→ **Task brief**
Copy every line of the entries that has the string "medicine" in it.

→ **Data records**

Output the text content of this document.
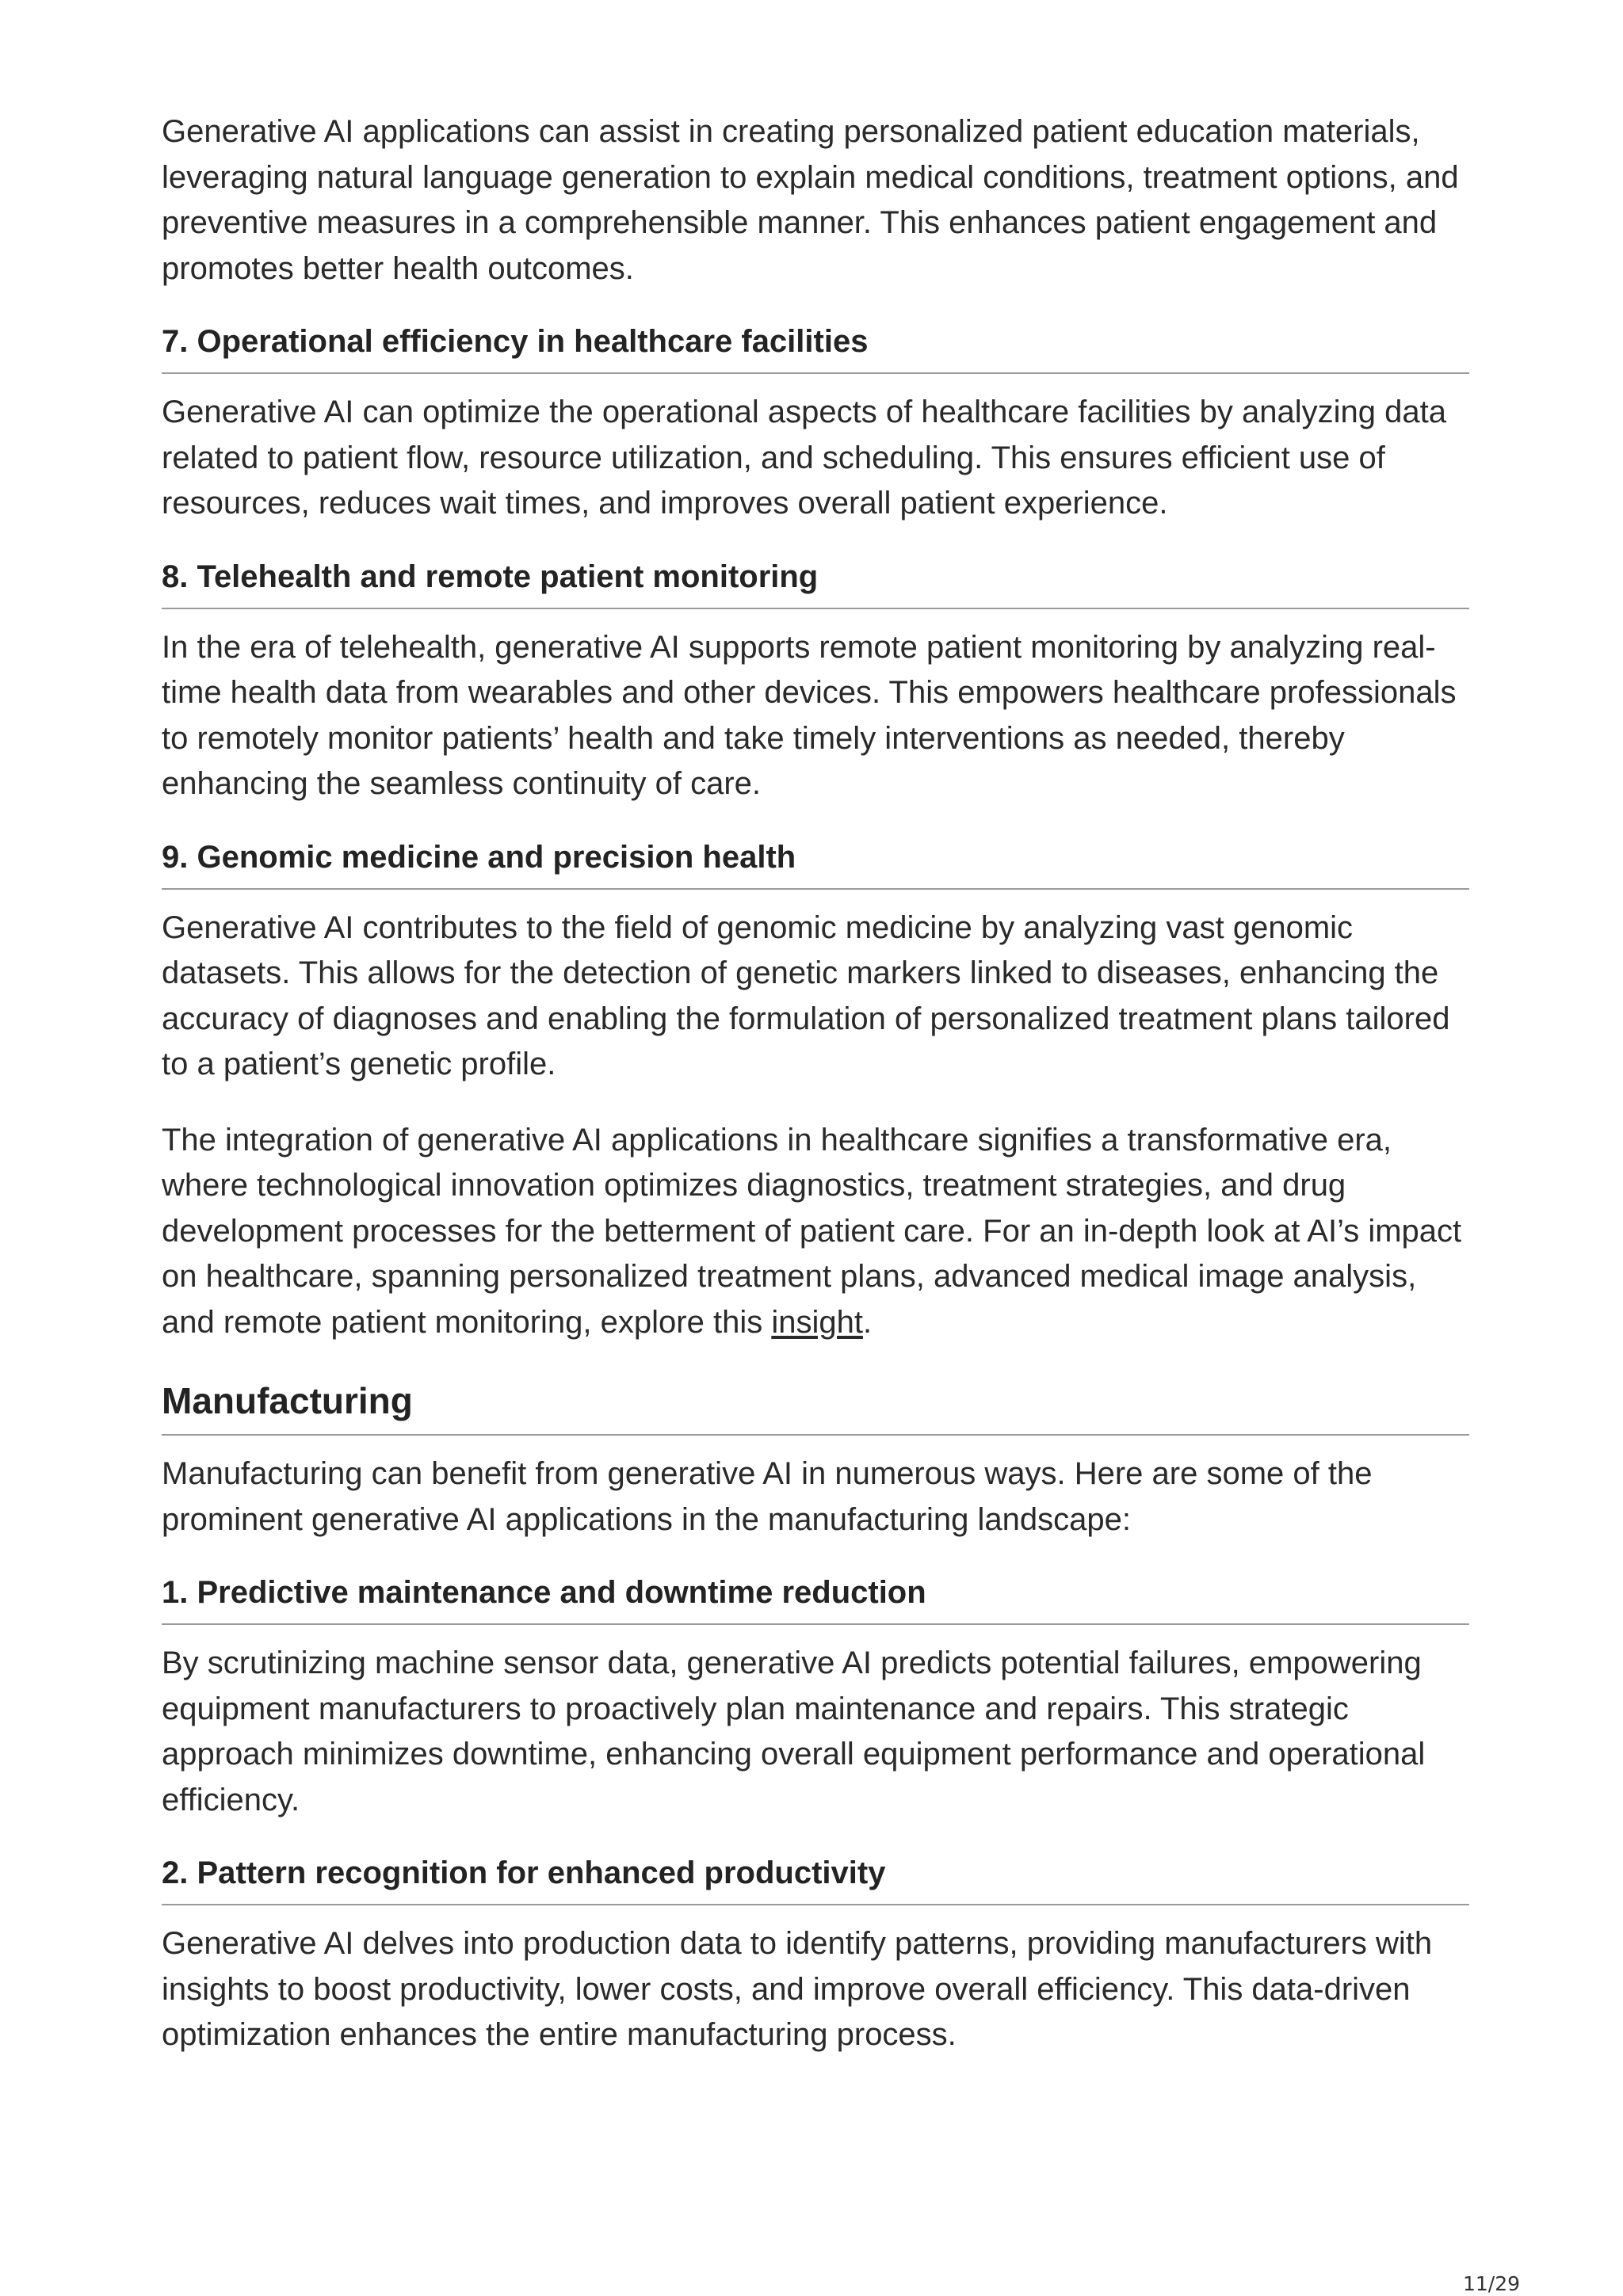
Generative AI applications can assist in creating personalized patient education materials, leveraging natural language generation to explain medical conditions, treatment options, and preventive measures in a comprehensible manner. This enhances patient engagement and promotes better health outcomes.

7. Operational efficiency in healthcare facilities

Generative AI can optimize the operational aspects of healthcare facilities by analyzing data related to patient flow, resource utilization, and scheduling. This ensures efficient use of resources, reduces wait times, and improves overall patient experience.

8. Telehealth and remote patient monitoring

In the era of telehealth, generative AI supports remote patient monitoring by analyzing real-time health data from wearables and other devices. This empowers healthcare professionals to remotely monitor patients’ health and take timely interventions as needed, thereby enhancing the seamless continuity of care.

9. Genomic medicine and precision health

Generative AI contributes to the field of genomic medicine by analyzing vast genomic datasets. This allows for the detection of genetic markers linked to diseases, enhancing the accuracy of diagnoses and enabling the formulation of personalized treatment plans tailored to a patient’s genetic profile.

The integration of generative AI applications in healthcare signifies a transformative era, where technological innovation optimizes diagnostics, treatment strategies, and drug development processes for the betterment of patient care. For an in-depth look at AI’s impact on healthcare, spanning personalized treatment plans, advanced medical image analysis, and remote patient monitoring, explore this insight.

Manufacturing

Manufacturing can benefit from generative AI in numerous ways. Here are some of the prominent generative AI applications in the manufacturing landscape:

1. Predictive maintenance and downtime reduction

By scrutinizing machine sensor data, generative AI predicts potential failures, empowering equipment manufacturers to proactively plan maintenance and repairs. This strategic approach minimizes downtime, enhancing overall equipment performance and operational efficiency.

2. Pattern recognition for enhanced productivity

Generative AI delves into production data to identify patterns, providing manufacturers with insights to boost productivity, lower costs, and improve overall efficiency. This data-driven optimization enhances the entire manufacturing process.

11/29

→ **Written answer**
9. Genomic medicine and precision health
Generative AI contributes to the field of genomic medicine by analyzing vast genomic datasets. This allows for the detection of genetic markers linked to diseases, enhancing the accuracy of diagnoses and enabling the formulation of personalized treatment plans tailored to a patient’s genetic profile.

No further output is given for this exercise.